### Directive
Copy all lines below containing "Kabelzuführung".

····················

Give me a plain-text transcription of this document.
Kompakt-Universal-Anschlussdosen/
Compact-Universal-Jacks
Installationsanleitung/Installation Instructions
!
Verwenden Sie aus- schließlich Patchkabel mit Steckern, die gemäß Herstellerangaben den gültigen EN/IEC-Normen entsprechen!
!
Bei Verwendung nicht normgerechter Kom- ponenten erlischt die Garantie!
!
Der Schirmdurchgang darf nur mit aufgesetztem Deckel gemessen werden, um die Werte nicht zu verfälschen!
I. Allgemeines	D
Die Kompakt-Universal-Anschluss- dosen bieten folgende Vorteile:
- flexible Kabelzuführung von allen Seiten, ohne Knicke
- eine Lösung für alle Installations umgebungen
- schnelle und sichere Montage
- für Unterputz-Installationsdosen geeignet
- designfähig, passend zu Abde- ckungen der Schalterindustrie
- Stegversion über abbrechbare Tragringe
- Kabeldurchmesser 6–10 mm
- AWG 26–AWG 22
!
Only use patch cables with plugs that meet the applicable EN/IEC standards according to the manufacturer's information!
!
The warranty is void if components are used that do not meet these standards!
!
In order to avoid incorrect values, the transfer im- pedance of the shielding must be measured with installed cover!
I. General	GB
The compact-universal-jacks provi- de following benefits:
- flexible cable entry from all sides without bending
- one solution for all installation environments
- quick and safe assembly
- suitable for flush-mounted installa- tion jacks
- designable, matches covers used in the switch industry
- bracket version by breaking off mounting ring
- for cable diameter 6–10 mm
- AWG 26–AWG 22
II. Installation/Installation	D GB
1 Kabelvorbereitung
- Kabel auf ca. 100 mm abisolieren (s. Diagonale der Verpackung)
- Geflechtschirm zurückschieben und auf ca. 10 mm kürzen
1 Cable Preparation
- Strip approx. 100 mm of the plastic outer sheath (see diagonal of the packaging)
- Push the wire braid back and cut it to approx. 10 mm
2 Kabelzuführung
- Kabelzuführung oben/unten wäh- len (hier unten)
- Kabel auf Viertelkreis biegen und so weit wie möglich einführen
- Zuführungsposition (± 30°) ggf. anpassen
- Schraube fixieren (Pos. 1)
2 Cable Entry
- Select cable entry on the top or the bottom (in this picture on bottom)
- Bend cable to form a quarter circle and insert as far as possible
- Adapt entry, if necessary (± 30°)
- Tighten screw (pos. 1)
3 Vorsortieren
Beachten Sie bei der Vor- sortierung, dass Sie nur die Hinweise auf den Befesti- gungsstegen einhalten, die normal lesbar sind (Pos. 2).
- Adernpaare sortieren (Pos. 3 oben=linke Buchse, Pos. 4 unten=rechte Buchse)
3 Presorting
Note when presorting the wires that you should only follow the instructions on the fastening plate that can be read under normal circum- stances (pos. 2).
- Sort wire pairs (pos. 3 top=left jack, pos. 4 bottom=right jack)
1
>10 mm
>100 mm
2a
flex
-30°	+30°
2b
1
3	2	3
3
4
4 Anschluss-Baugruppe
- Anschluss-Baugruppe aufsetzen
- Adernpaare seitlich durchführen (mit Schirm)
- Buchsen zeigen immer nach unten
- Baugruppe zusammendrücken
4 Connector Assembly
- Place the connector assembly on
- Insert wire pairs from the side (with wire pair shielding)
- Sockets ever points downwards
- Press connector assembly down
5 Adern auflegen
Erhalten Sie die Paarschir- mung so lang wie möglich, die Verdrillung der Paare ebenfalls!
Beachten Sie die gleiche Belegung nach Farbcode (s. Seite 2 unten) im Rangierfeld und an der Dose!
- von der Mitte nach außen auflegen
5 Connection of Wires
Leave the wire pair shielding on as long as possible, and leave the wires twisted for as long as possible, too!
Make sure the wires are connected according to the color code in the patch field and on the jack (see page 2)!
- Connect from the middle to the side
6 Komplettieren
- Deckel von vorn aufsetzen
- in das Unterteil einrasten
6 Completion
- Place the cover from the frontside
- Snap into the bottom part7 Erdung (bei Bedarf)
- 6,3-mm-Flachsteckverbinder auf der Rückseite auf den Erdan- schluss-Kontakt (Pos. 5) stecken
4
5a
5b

····················

### Result below
- flexible Kabelzuführung von allen Seiten, ohne Knicke
2 Kabelzuführung
- Kabelzuführung oben/unten wäh- len (hier unten)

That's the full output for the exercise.